◆ Aim ◆
Starting at the first line of the listing and stopping after the line that contains "black-peg-r4c4[interactable]: [202, 99, 219, 120]", write those lines out again with "peg-cap" renamed to "peg-top" and everything else left unchanged.

◆ Raw records ◆
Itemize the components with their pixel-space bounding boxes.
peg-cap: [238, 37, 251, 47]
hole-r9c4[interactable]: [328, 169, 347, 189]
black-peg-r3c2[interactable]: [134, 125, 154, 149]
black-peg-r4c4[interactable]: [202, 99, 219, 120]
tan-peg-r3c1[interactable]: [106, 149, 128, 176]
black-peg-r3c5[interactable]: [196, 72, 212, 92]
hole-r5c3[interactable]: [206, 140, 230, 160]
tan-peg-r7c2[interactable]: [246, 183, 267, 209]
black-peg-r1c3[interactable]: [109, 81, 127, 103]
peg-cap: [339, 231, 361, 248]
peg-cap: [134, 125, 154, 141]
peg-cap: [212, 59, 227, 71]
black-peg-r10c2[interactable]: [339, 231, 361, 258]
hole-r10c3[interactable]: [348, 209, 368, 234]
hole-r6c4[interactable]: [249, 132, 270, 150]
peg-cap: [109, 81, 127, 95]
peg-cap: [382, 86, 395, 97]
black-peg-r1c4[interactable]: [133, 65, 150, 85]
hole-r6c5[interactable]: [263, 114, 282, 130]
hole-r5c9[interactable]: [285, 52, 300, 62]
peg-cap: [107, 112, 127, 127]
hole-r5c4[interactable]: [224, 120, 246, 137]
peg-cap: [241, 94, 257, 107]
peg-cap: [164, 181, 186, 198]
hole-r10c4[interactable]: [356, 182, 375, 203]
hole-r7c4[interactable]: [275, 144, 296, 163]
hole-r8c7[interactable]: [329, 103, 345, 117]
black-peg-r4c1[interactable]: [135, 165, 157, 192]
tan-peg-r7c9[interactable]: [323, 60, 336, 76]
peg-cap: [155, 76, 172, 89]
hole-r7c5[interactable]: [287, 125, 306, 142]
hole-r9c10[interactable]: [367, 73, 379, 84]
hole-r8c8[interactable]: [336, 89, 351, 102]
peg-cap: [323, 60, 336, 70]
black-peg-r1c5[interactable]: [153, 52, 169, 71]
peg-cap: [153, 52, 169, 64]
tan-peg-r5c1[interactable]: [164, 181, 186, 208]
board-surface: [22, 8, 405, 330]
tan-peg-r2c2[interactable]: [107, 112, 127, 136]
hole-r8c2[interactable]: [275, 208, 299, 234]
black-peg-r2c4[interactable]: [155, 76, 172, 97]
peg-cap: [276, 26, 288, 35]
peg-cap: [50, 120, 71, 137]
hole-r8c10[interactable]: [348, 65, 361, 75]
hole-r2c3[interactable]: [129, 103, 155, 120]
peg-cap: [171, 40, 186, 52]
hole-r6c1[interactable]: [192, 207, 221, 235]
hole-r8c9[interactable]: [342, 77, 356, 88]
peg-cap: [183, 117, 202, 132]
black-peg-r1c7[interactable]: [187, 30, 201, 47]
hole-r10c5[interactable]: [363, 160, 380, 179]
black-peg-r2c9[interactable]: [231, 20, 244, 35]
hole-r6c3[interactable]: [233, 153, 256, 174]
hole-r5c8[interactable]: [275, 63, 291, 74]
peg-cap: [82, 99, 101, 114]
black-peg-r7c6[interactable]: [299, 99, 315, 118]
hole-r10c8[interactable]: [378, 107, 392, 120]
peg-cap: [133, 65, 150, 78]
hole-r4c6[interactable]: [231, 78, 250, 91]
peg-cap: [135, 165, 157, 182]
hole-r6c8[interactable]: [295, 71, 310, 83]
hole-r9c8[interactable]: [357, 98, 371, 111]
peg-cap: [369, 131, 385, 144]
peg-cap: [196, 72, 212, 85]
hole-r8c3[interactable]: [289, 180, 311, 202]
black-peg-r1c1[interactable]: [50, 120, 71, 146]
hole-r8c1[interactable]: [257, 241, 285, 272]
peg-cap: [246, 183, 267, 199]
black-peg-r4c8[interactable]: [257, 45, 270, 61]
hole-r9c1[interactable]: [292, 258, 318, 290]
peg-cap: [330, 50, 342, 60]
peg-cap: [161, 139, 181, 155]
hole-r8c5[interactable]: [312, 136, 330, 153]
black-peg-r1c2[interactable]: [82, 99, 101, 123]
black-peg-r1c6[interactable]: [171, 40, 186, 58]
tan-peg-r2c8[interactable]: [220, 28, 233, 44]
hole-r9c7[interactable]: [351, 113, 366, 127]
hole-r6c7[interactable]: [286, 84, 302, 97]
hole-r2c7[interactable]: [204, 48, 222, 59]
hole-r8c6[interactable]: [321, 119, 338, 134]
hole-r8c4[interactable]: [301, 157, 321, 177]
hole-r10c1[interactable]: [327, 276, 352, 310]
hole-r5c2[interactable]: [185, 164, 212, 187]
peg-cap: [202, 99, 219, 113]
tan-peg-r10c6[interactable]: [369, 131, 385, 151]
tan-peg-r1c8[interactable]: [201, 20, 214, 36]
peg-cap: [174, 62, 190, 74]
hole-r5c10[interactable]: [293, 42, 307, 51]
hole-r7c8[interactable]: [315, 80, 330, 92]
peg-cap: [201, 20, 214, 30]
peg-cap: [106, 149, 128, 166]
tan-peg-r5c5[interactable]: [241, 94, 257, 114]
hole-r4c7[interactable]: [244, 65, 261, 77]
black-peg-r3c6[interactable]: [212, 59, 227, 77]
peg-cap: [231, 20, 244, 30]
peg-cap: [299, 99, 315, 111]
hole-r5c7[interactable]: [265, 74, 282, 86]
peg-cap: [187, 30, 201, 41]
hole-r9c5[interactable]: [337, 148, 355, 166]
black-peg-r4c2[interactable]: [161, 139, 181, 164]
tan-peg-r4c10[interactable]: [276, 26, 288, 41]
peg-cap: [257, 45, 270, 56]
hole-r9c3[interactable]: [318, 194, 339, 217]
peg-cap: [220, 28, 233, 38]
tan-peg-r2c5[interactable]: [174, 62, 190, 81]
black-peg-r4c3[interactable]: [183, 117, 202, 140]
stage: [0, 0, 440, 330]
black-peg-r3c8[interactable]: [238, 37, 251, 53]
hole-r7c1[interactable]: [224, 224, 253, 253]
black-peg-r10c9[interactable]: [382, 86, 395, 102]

◆ Result ◆
Itemize the components with their pixel-space bounding boxes.
peg-top: [238, 37, 251, 47]
hole-r9c4[interactable]: [328, 169, 347, 189]
black-peg-r3c2[interactable]: [134, 125, 154, 149]
black-peg-r4c4[interactable]: [202, 99, 219, 120]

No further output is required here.